# Given information start
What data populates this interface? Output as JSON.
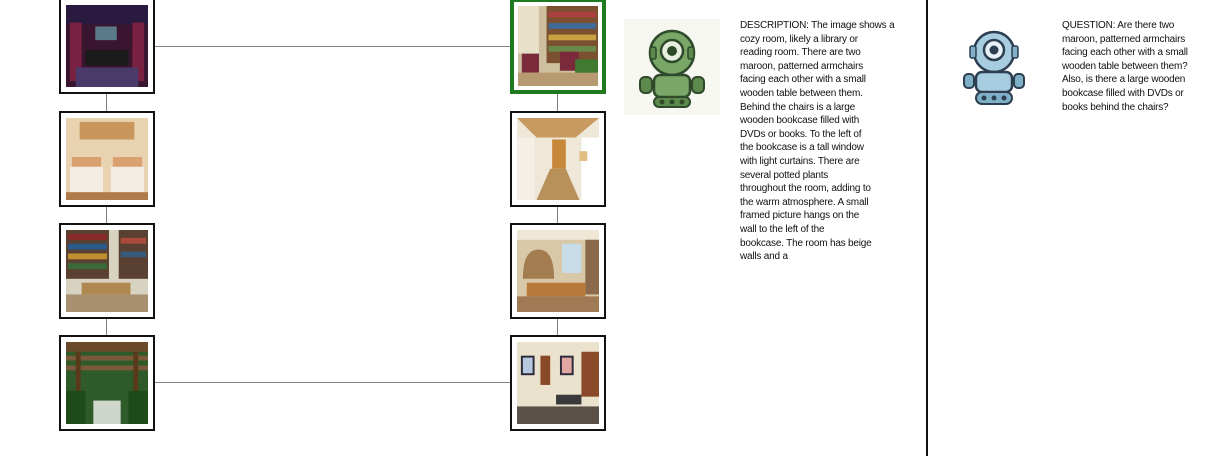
{
  "grid": {
    "left_column": [
      {
        "id": "L1",
        "scene": "home-theater-image",
        "selected": false
      },
      {
        "id": "L2",
        "scene": "twin-bedroom-image",
        "selected": false
      },
      {
        "id": "L3",
        "scene": "library-study-image",
        "selected": false
      },
      {
        "id": "L4",
        "scene": "pergola-garden-image",
        "selected": false
      }
    ],
    "right_column": [
      {
        "id": "R1",
        "scene": "library-reading-room-image",
        "selected": true
      },
      {
        "id": "R2",
        "scene": "hallway-image",
        "selected": false
      },
      {
        "id": "R3",
        "scene": "living-room-image",
        "selected": false
      },
      {
        "id": "R4",
        "scene": "office-lobby-image",
        "selected": false
      }
    ]
  },
  "colors": {
    "selected_border": "#1f7a1f",
    "connector": "#808080",
    "green_robot": "#6f9a5b",
    "blue_robot": "#9fc4d6"
  },
  "description_panel": {
    "icon": "green-robot-icon",
    "text": "DESCRIPTION: The image shows a\ncozy room, likely a library or\nreading room. There are two\nmaroon, patterned armchairs\nfacing each other with a small\nwooden table between them.\nBehind the chairs is a large\nwooden bookcase filled with\nDVDs or books. To the left of\nthe bookcase is a tall window\nwith light curtains. There are\nseveral potted plants\nthroughout the room, adding to\nthe warm atmosphere. A small\nframed picture hangs on the\nwall to the left of the\nbookcase. The room has beige\nwalls and a"
  },
  "question_panel": {
    "icon": "blue-robot-icon",
    "text": "QUESTION: Are there two\nmaroon, patterned armchairs\nfacing each other with a small\nwooden table between them?\nAlso, is there a large wooden\nbookcase filled with DVDs or\nbooks behind the chairs?"
  }
}
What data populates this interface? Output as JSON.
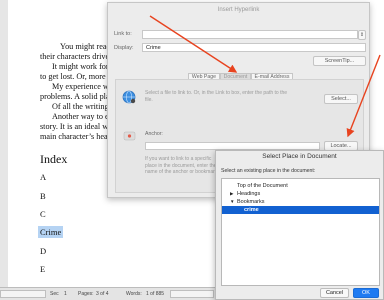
{
  "document": {
    "paragraphs": [
      "You might read th",
      "their characters drive",
      "It might work for",
      "to get lost. Or, more p",
      "My experience wa",
      "problems. A solid plan",
      "Of all the writing t",
      "Another way to ex",
      "story. It is an ideal wa",
      "main character’s head"
    ],
    "index_heading": "Index",
    "index_letters": [
      "A",
      "B",
      "C",
      "Crime",
      "D",
      "E"
    ]
  },
  "status_bar": {
    "section_label": "Sec",
    "section_value": "1",
    "pages_label": "Pages:",
    "pages_value": "3 of 4",
    "words_label": "Words:",
    "words_value": "1 of 885"
  },
  "hyperlink_dialog": {
    "title": "Insert Hyperlink",
    "link_to_label": "Link to:",
    "link_to_value": "",
    "display_label": "Display:",
    "display_value": "Crime",
    "screentip_button": "ScreenTip...",
    "tabs": [
      "Web Page",
      "Document",
      "E-mail Address"
    ],
    "file_hint": "Select a file to link to. Or, in the Link to box, enter the path to the file.",
    "select_button": "Select...",
    "anchor_label": "Anchor:",
    "anchor_value": "",
    "locate_button": "Locate...",
    "anchor_hint": "If you want to link to a specific place in the document, enter the name of the anchor or bookmark."
  },
  "place_dialog": {
    "title": "Select Place in Document",
    "prompt": "Select an existing place in the document:",
    "items": [
      {
        "label": "Top of the Document",
        "indent": 1,
        "toggle": "",
        "selected": false
      },
      {
        "label": "Headings",
        "indent": 1,
        "toggle": "▶",
        "selected": false
      },
      {
        "label": "Bookmarks",
        "indent": 1,
        "toggle": "▼",
        "selected": false
      },
      {
        "label": "crime",
        "indent": 2,
        "toggle": "",
        "selected": true
      }
    ],
    "cancel_button": "Cancel",
    "ok_button": "OK"
  },
  "colors": {
    "annotation_arrow": "#e8431f",
    "selection_blue": "#1261d1",
    "ok_blue": "#1f7bf2",
    "text_highlight": "#b5d3f3"
  }
}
# Given information end
**Task to complete**
Collect the lines that hold "title".

**Solution for this exercise**
    "title": "Insert Hyperlink",
    "title": "Select Place in Document",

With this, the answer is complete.